WHAT IS REQUIRED
Write out the entries verbatim and leave the images out of the copy.

SUPPLIED RECORDS
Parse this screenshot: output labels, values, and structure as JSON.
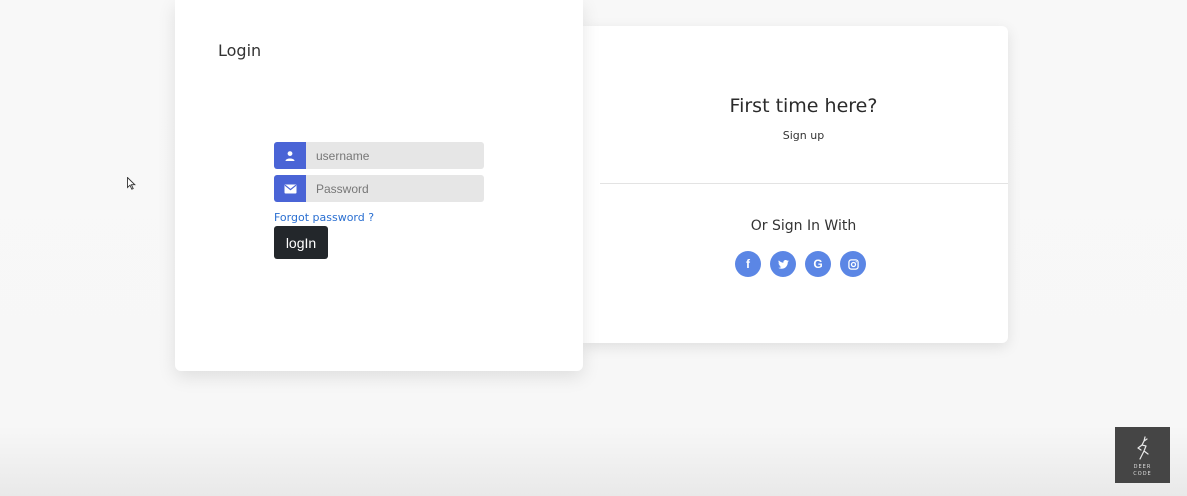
{
  "login": {
    "title": "Login",
    "username_placeholder": "username",
    "password_placeholder": "Password",
    "forgot_password": "Forgot password ?",
    "login_button": "logIn"
  },
  "signup": {
    "heading": "First time here?",
    "link": "Sign up",
    "or_sign_in": "Or Sign In With",
    "social": [
      {
        "icon": "facebook-icon",
        "glyph": "f"
      },
      {
        "icon": "twitter-icon",
        "glyph": "t"
      },
      {
        "icon": "google-icon",
        "glyph": "G"
      },
      {
        "icon": "instagram-icon",
        "glyph": "◎"
      }
    ]
  },
  "watermark": {
    "brand": "DEER CODE"
  },
  "colors": {
    "input_icon_bg": "#4a64d6",
    "social_bg": "#5b86e5",
    "button_bg": "#23272b",
    "link": "#2a6fd1"
  }
}
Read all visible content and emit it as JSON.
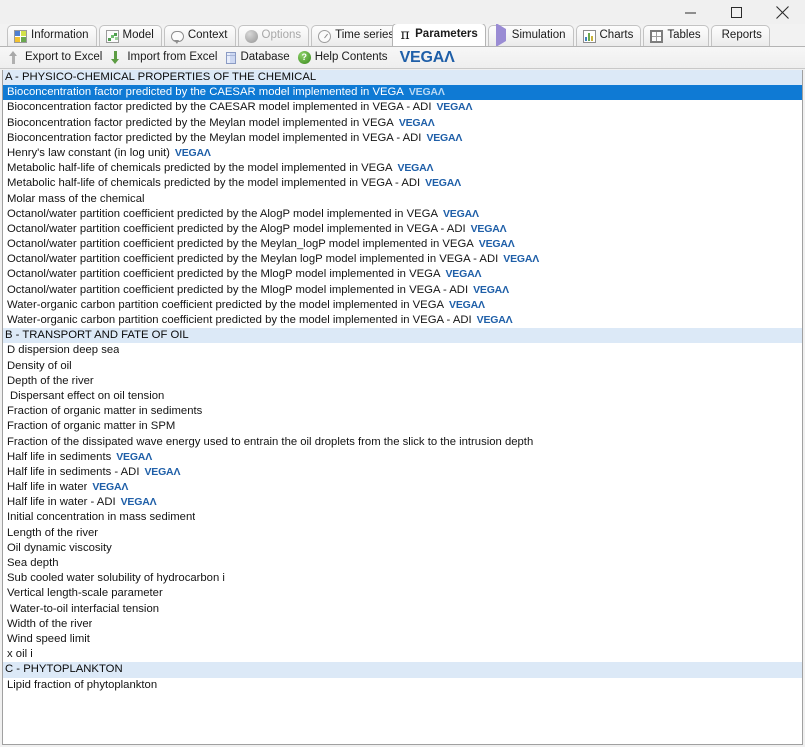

FULL RESPONSE
Parse this screenshot: output labels, values, and structure as JSON.
{
  "login": {
    "title": "Login",
    "username_placeholder": "username",
    "password_placeholder": "Password",
    "forgot_password": "Forgot password ?",
    "login_button": "logIn"
  },
  "signup": {
    "heading": "First time here?",
    "link": "Sign up",
    "or_sign_in": "Or Sign In With",
    "social": [
      {
        "icon": "facebook-icon",
        "glyph": "f"
      },
      {
        "icon": "twitter-icon",
        "glyph": "t"
      },
      {
        "icon": "google-icon",
        "glyph": "G"
      },
      {
        "icon": "instagram-icon",
        "glyph": "◎"
      }
    ]
  },
  "watermark": {
    "brand": "DEER CODE"
  },
  "colors": {
    "input_icon_bg": "#4a64d6",
    "social_bg": "#5b86e5",
    "button_bg": "#23272b",
    "link": "#2a6fd1"
  }
}
Read all visible content and emit it as JSON.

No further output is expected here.